> **Written problem**
Repeat all the material exactly; pictures stay out of your copy.

--- START Dataset excerpts ---

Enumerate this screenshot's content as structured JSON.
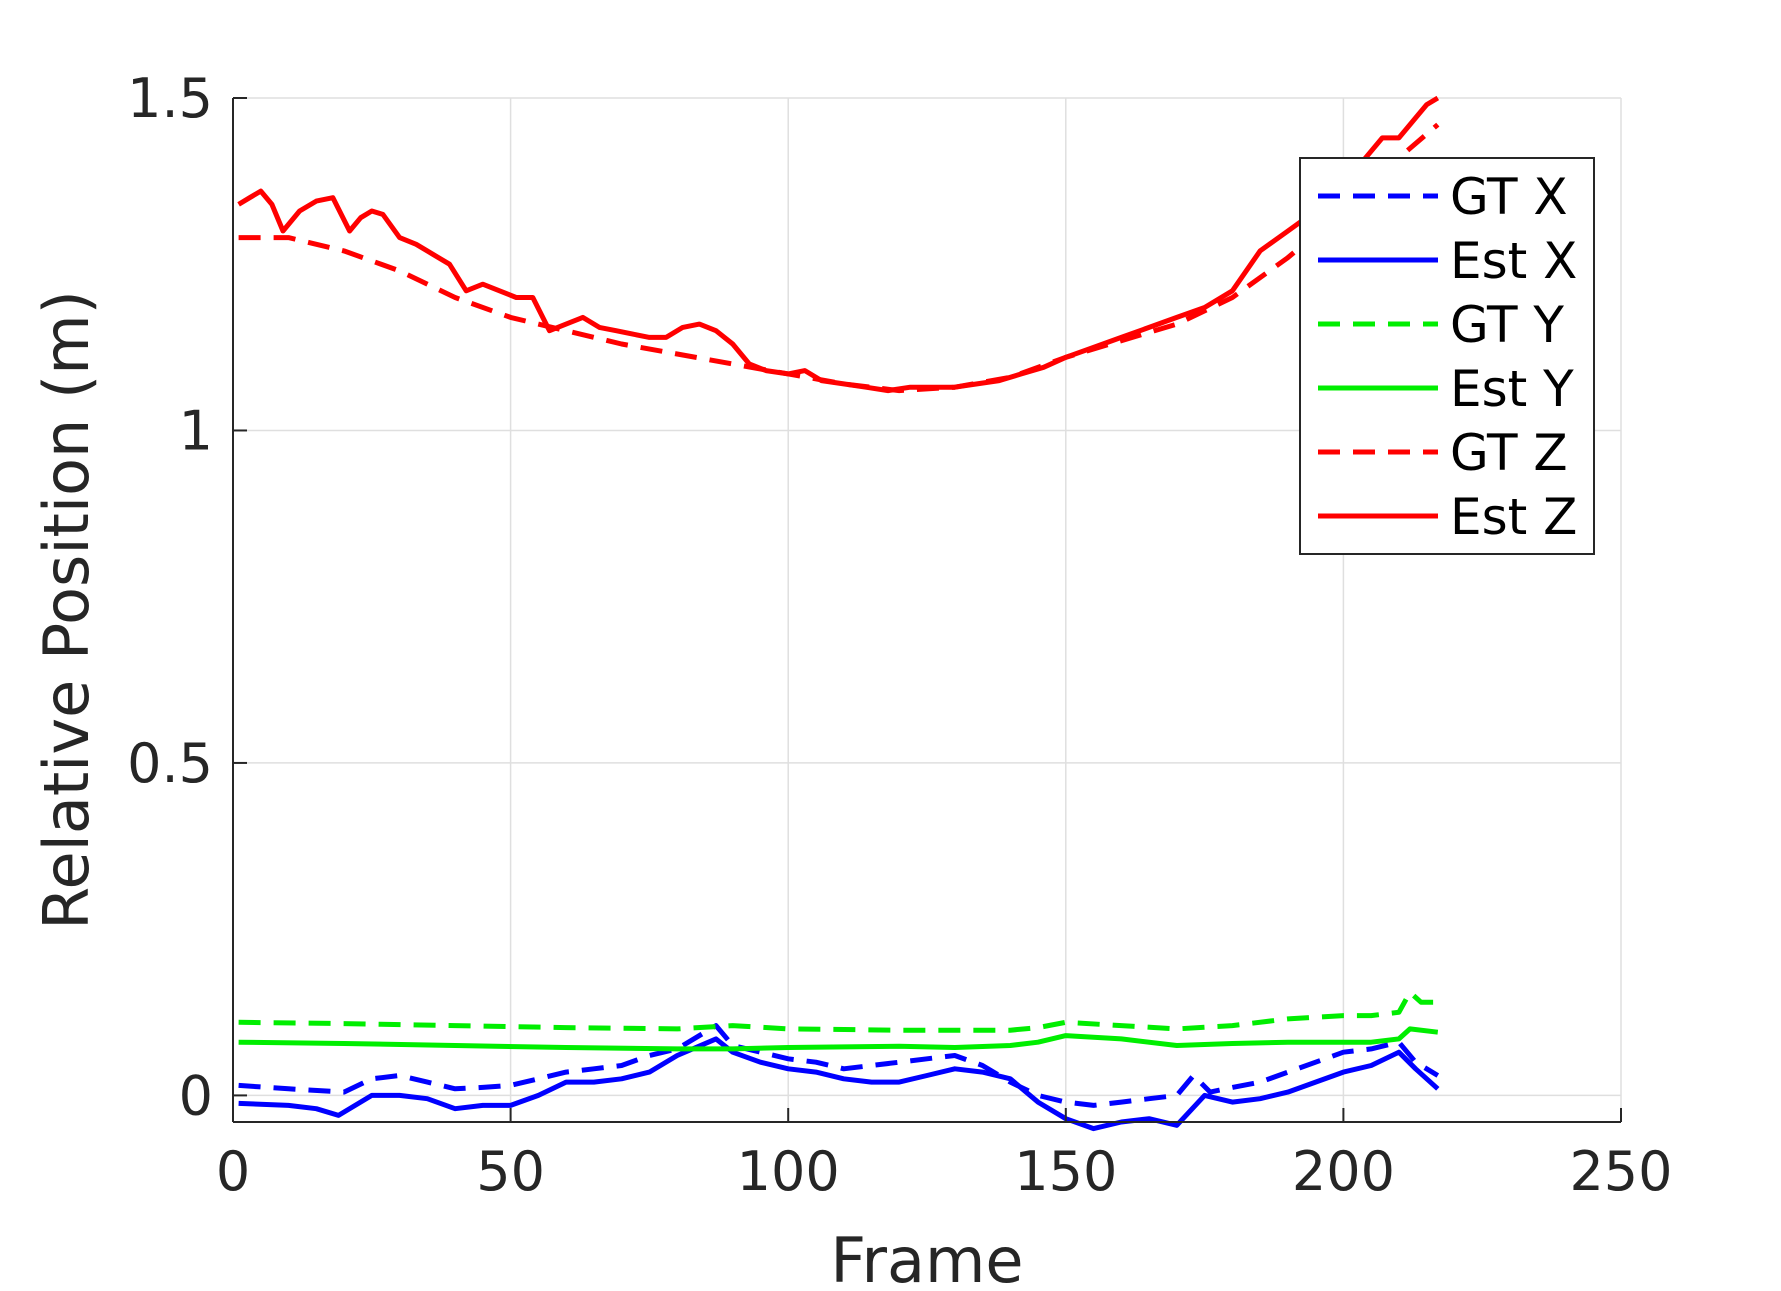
{
  "chart_data": {
    "type": "line",
    "xlabel": "Frame",
    "ylabel": "Relative Position (m)",
    "xlim": [
      0,
      250
    ],
    "ylim": [
      -0.04,
      1.5
    ],
    "xticks": [
      0,
      50,
      100,
      150,
      200,
      250
    ],
    "xtick_labels": [
      "0",
      "50",
      "100",
      "150",
      "200",
      "250"
    ],
    "yticks": [
      0,
      0.5,
      1,
      1.5
    ],
    "ytick_labels": [
      "0",
      "0.5",
      "1",
      "1.5"
    ],
    "grid": true,
    "legend_position": "top-right",
    "series": [
      {
        "name": "GT X",
        "color": "#0000ff",
        "style": "dashed",
        "x": [
          1,
          10,
          20,
          25,
          30,
          35,
          40,
          45,
          50,
          55,
          60,
          65,
          70,
          75,
          80,
          87,
          90,
          95,
          100,
          105,
          110,
          115,
          120,
          125,
          130,
          135,
          140,
          145,
          150,
          155,
          160,
          165,
          170,
          173,
          176,
          180,
          185,
          190,
          195,
          200,
          205,
          210,
          213,
          217
        ],
        "y": [
          0.015,
          0.01,
          0.005,
          0.025,
          0.03,
          0.02,
          0.01,
          0.012,
          0.015,
          0.025,
          0.035,
          0.04,
          0.045,
          0.06,
          0.07,
          0.105,
          0.075,
          0.065,
          0.055,
          0.05,
          0.04,
          0.045,
          0.05,
          0.055,
          0.06,
          0.045,
          0.02,
          0.0,
          -0.01,
          -0.015,
          -0.01,
          -0.005,
          0.0,
          0.03,
          0.005,
          0.012,
          0.02,
          0.035,
          0.05,
          0.065,
          0.07,
          0.08,
          0.05,
          0.03
        ]
      },
      {
        "name": "Est X",
        "color": "#0000ff",
        "style": "solid",
        "x": [
          1,
          10,
          15,
          19,
          25,
          30,
          35,
          40,
          45,
          50,
          55,
          60,
          65,
          70,
          75,
          80,
          87,
          90,
          95,
          100,
          105,
          110,
          115,
          120,
          125,
          130,
          135,
          140,
          145,
          150,
          155,
          160,
          165,
          170,
          175,
          180,
          185,
          190,
          195,
          200,
          205,
          210,
          213,
          217
        ],
        "y": [
          -0.012,
          -0.015,
          -0.02,
          -0.03,
          0.0,
          0.0,
          -0.005,
          -0.02,
          -0.015,
          -0.015,
          0.0,
          0.02,
          0.02,
          0.025,
          0.035,
          0.06,
          0.085,
          0.065,
          0.05,
          0.04,
          0.035,
          0.025,
          0.02,
          0.02,
          0.03,
          0.04,
          0.035,
          0.025,
          -0.01,
          -0.035,
          -0.05,
          -0.04,
          -0.035,
          -0.045,
          0.0,
          -0.01,
          -0.005,
          0.005,
          0.02,
          0.035,
          0.045,
          0.065,
          0.04,
          0.01
        ]
      },
      {
        "name": "GT Y",
        "color": "#00ee00",
        "style": "dashed",
        "x": [
          1,
          20,
          40,
          60,
          80,
          90,
          100,
          120,
          140,
          145,
          150,
          160,
          170,
          180,
          190,
          200,
          205,
          210,
          212,
          214,
          217
        ],
        "y": [
          0.11,
          0.108,
          0.105,
          0.102,
          0.1,
          0.105,
          0.1,
          0.098,
          0.098,
          0.102,
          0.11,
          0.105,
          0.1,
          0.105,
          0.115,
          0.12,
          0.12,
          0.125,
          0.155,
          0.14,
          0.14
        ]
      },
      {
        "name": "Est Y",
        "color": "#00ee00",
        "style": "solid",
        "x": [
          1,
          20,
          40,
          60,
          80,
          90,
          100,
          110,
          120,
          130,
          140,
          145,
          150,
          160,
          170,
          180,
          190,
          200,
          205,
          210,
          212,
          217
        ],
        "y": [
          0.08,
          0.078,
          0.075,
          0.072,
          0.07,
          0.07,
          0.072,
          0.073,
          0.074,
          0.072,
          0.075,
          0.08,
          0.09,
          0.085,
          0.075,
          0.078,
          0.08,
          0.08,
          0.08,
          0.085,
          0.1,
          0.095
        ]
      },
      {
        "name": "GT Z",
        "color": "#ff0000",
        "style": "dashed",
        "x": [
          1,
          10,
          20,
          30,
          40,
          50,
          60,
          70,
          80,
          90,
          100,
          110,
          120,
          130,
          140,
          150,
          160,
          170,
          180,
          190,
          200,
          205,
          210,
          217
        ],
        "y": [
          1.29,
          1.29,
          1.27,
          1.24,
          1.2,
          1.17,
          1.15,
          1.13,
          1.115,
          1.1,
          1.085,
          1.07,
          1.06,
          1.065,
          1.08,
          1.11,
          1.135,
          1.16,
          1.2,
          1.26,
          1.33,
          1.37,
          1.41,
          1.46
        ]
      },
      {
        "name": "Est Z",
        "color": "#ff0000",
        "style": "solid",
        "x": [
          1,
          3,
          5,
          7,
          9,
          12,
          15,
          18,
          21,
          23,
          25,
          27,
          30,
          33,
          36,
          39,
          42,
          45,
          48,
          51,
          54,
          57,
          60,
          63,
          66,
          69,
          72,
          75,
          78,
          81,
          84,
          87,
          90,
          93,
          96,
          100,
          103,
          106,
          110,
          114,
          118,
          122,
          126,
          130,
          134,
          138,
          142,
          146,
          150,
          155,
          160,
          165,
          170,
          175,
          180,
          185,
          190,
          195,
          200,
          204,
          207,
          210,
          213,
          215,
          217
        ],
        "y": [
          1.34,
          1.35,
          1.36,
          1.34,
          1.3,
          1.33,
          1.345,
          1.35,
          1.3,
          1.32,
          1.33,
          1.325,
          1.29,
          1.28,
          1.265,
          1.25,
          1.21,
          1.22,
          1.21,
          1.2,
          1.2,
          1.15,
          1.16,
          1.17,
          1.155,
          1.15,
          1.145,
          1.14,
          1.14,
          1.155,
          1.16,
          1.15,
          1.13,
          1.1,
          1.09,
          1.085,
          1.09,
          1.075,
          1.07,
          1.065,
          1.06,
          1.065,
          1.065,
          1.065,
          1.07,
          1.075,
          1.085,
          1.095,
          1.11,
          1.125,
          1.14,
          1.155,
          1.17,
          1.185,
          1.21,
          1.27,
          1.3,
          1.33,
          1.37,
          1.41,
          1.44,
          1.44,
          1.47,
          1.49,
          1.5
        ]
      }
    ]
  }
}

--- END Dataset excerpts ---

> **Exercise response**
Enumerate this screenshot's content as structured JSON.
{
  "chart_data": {
    "type": "line",
    "xlabel": "Frame",
    "ylabel": "Relative Position (m)",
    "xlim": [
      0,
      250
    ],
    "ylim": [
      -0.04,
      1.5
    ],
    "xticks": [
      0,
      50,
      100,
      150,
      200,
      250
    ],
    "xtick_labels": [
      "0",
      "50",
      "100",
      "150",
      "200",
      "250"
    ],
    "yticks": [
      0,
      0.5,
      1,
      1.5
    ],
    "ytick_labels": [
      "0",
      "0.5",
      "1",
      "1.5"
    ],
    "grid": true,
    "legend_position": "top-right",
    "series": [
      {
        "name": "GT X",
        "color": "#0000ff",
        "style": "dashed",
        "x": [
          1,
          10,
          20,
          25,
          30,
          35,
          40,
          45,
          50,
          55,
          60,
          65,
          70,
          75,
          80,
          87,
          90,
          95,
          100,
          105,
          110,
          115,
          120,
          125,
          130,
          135,
          140,
          145,
          150,
          155,
          160,
          165,
          170,
          173,
          176,
          180,
          185,
          190,
          195,
          200,
          205,
          210,
          213,
          217
        ],
        "y": [
          0.015,
          0.01,
          0.005,
          0.025,
          0.03,
          0.02,
          0.01,
          0.012,
          0.015,
          0.025,
          0.035,
          0.04,
          0.045,
          0.06,
          0.07,
          0.105,
          0.075,
          0.065,
          0.055,
          0.05,
          0.04,
          0.045,
          0.05,
          0.055,
          0.06,
          0.045,
          0.02,
          0.0,
          -0.01,
          -0.015,
          -0.01,
          -0.005,
          0.0,
          0.03,
          0.005,
          0.012,
          0.02,
          0.035,
          0.05,
          0.065,
          0.07,
          0.08,
          0.05,
          0.03
        ]
      },
      {
        "name": "Est X",
        "color": "#0000ff",
        "style": "solid",
        "x": [
          1,
          10,
          15,
          19,
          25,
          30,
          35,
          40,
          45,
          50,
          55,
          60,
          65,
          70,
          75,
          80,
          87,
          90,
          95,
          100,
          105,
          110,
          115,
          120,
          125,
          130,
          135,
          140,
          145,
          150,
          155,
          160,
          165,
          170,
          175,
          180,
          185,
          190,
          195,
          200,
          205,
          210,
          213,
          217
        ],
        "y": [
          -0.012,
          -0.015,
          -0.02,
          -0.03,
          0.0,
          0.0,
          -0.005,
          -0.02,
          -0.015,
          -0.015,
          0.0,
          0.02,
          0.02,
          0.025,
          0.035,
          0.06,
          0.085,
          0.065,
          0.05,
          0.04,
          0.035,
          0.025,
          0.02,
          0.02,
          0.03,
          0.04,
          0.035,
          0.025,
          -0.01,
          -0.035,
          -0.05,
          -0.04,
          -0.035,
          -0.045,
          0.0,
          -0.01,
          -0.005,
          0.005,
          0.02,
          0.035,
          0.045,
          0.065,
          0.04,
          0.01
        ]
      },
      {
        "name": "GT Y",
        "color": "#00ee00",
        "style": "dashed",
        "x": [
          1,
          20,
          40,
          60,
          80,
          90,
          100,
          120,
          140,
          145,
          150,
          160,
          170,
          180,
          190,
          200,
          205,
          210,
          212,
          214,
          217
        ],
        "y": [
          0.11,
          0.108,
          0.105,
          0.102,
          0.1,
          0.105,
          0.1,
          0.098,
          0.098,
          0.102,
          0.11,
          0.105,
          0.1,
          0.105,
          0.115,
          0.12,
          0.12,
          0.125,
          0.155,
          0.14,
          0.14
        ]
      },
      {
        "name": "Est Y",
        "color": "#00ee00",
        "style": "solid",
        "x": [
          1,
          20,
          40,
          60,
          80,
          90,
          100,
          110,
          120,
          130,
          140,
          145,
          150,
          160,
          170,
          180,
          190,
          200,
          205,
          210,
          212,
          217
        ],
        "y": [
          0.08,
          0.078,
          0.075,
          0.072,
          0.07,
          0.07,
          0.072,
          0.073,
          0.074,
          0.072,
          0.075,
          0.08,
          0.09,
          0.085,
          0.075,
          0.078,
          0.08,
          0.08,
          0.08,
          0.085,
          0.1,
          0.095
        ]
      },
      {
        "name": "GT Z",
        "color": "#ff0000",
        "style": "dashed",
        "x": [
          1,
          10,
          20,
          30,
          40,
          50,
          60,
          70,
          80,
          90,
          100,
          110,
          120,
          130,
          140,
          150,
          160,
          170,
          180,
          190,
          200,
          205,
          210,
          217
        ],
        "y": [
          1.29,
          1.29,
          1.27,
          1.24,
          1.2,
          1.17,
          1.15,
          1.13,
          1.115,
          1.1,
          1.085,
          1.07,
          1.06,
          1.065,
          1.08,
          1.11,
          1.135,
          1.16,
          1.2,
          1.26,
          1.33,
          1.37,
          1.41,
          1.46
        ]
      },
      {
        "name": "Est Z",
        "color": "#ff0000",
        "style": "solid",
        "x": [
          1,
          3,
          5,
          7,
          9,
          12,
          15,
          18,
          21,
          23,
          25,
          27,
          30,
          33,
          36,
          39,
          42,
          45,
          48,
          51,
          54,
          57,
          60,
          63,
          66,
          69,
          72,
          75,
          78,
          81,
          84,
          87,
          90,
          93,
          96,
          100,
          103,
          106,
          110,
          114,
          118,
          122,
          126,
          130,
          134,
          138,
          142,
          146,
          150,
          155,
          160,
          165,
          170,
          175,
          180,
          185,
          190,
          195,
          200,
          204,
          207,
          210,
          213,
          215,
          217
        ],
        "y": [
          1.34,
          1.35,
          1.36,
          1.34,
          1.3,
          1.33,
          1.345,
          1.35,
          1.3,
          1.32,
          1.33,
          1.325,
          1.29,
          1.28,
          1.265,
          1.25,
          1.21,
          1.22,
          1.21,
          1.2,
          1.2,
          1.15,
          1.16,
          1.17,
          1.155,
          1.15,
          1.145,
          1.14,
          1.14,
          1.155,
          1.16,
          1.15,
          1.13,
          1.1,
          1.09,
          1.085,
          1.09,
          1.075,
          1.07,
          1.065,
          1.06,
          1.065,
          1.065,
          1.065,
          1.07,
          1.075,
          1.085,
          1.095,
          1.11,
          1.125,
          1.14,
          1.155,
          1.17,
          1.185,
          1.21,
          1.27,
          1.3,
          1.33,
          1.37,
          1.41,
          1.44,
          1.44,
          1.47,
          1.49,
          1.5
        ]
      }
    ]
  }
}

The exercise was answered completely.